──────── Supplied material
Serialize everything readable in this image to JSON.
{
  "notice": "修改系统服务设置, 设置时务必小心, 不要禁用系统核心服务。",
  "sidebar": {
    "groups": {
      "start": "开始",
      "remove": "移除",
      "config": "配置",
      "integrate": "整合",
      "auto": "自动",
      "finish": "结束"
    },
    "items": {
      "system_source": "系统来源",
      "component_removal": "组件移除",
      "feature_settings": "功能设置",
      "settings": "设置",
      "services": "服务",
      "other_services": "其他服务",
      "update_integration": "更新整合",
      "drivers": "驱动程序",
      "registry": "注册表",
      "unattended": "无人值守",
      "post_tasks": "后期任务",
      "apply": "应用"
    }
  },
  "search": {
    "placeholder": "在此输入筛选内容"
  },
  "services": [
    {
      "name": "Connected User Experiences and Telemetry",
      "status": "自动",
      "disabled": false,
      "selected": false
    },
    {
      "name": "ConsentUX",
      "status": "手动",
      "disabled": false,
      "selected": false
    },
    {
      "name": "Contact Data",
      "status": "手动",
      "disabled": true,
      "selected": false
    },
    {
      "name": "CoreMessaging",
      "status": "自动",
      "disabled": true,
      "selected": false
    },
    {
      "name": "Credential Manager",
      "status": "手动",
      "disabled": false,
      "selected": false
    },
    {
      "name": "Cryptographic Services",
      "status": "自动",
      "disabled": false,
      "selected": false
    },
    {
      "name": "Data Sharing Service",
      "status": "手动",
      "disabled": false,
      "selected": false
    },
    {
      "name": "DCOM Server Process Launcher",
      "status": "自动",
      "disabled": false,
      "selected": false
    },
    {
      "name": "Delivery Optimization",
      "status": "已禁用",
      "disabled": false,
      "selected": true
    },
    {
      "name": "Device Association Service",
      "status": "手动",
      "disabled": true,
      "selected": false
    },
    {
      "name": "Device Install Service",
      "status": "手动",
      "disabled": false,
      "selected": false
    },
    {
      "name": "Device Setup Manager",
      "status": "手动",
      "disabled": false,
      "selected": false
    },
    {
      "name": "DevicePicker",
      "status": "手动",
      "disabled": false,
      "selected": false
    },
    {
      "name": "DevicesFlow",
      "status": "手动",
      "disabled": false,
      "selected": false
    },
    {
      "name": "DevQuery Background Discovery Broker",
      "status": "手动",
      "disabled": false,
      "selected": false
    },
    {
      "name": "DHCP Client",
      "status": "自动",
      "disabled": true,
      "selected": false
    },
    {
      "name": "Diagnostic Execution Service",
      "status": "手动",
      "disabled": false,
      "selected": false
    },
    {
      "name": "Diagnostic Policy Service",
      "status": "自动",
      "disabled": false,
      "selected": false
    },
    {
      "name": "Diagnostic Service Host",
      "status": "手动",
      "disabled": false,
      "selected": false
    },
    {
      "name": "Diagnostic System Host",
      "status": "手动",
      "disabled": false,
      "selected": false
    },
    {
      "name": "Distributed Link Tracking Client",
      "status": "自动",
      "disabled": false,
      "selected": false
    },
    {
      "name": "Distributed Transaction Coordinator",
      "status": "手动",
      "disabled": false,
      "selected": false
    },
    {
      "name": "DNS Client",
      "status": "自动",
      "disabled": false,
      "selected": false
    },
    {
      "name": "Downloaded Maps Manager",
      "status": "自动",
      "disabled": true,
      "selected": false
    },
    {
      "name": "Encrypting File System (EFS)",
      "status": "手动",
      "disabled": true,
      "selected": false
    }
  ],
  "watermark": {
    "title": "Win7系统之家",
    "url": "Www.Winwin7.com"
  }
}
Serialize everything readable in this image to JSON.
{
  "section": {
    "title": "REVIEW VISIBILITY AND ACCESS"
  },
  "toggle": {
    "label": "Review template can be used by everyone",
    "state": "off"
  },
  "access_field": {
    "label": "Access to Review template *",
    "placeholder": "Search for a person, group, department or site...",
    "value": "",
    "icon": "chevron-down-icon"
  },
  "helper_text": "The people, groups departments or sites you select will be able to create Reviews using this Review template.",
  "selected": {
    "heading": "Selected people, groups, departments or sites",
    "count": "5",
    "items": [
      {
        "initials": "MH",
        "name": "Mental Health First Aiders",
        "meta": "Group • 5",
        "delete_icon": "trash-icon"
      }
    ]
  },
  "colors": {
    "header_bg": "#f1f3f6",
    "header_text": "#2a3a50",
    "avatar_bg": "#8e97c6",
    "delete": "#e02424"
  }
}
────────────────
Objective: Tally how many lines in the material above hold the word "people". Write only that number.

Full solution: 2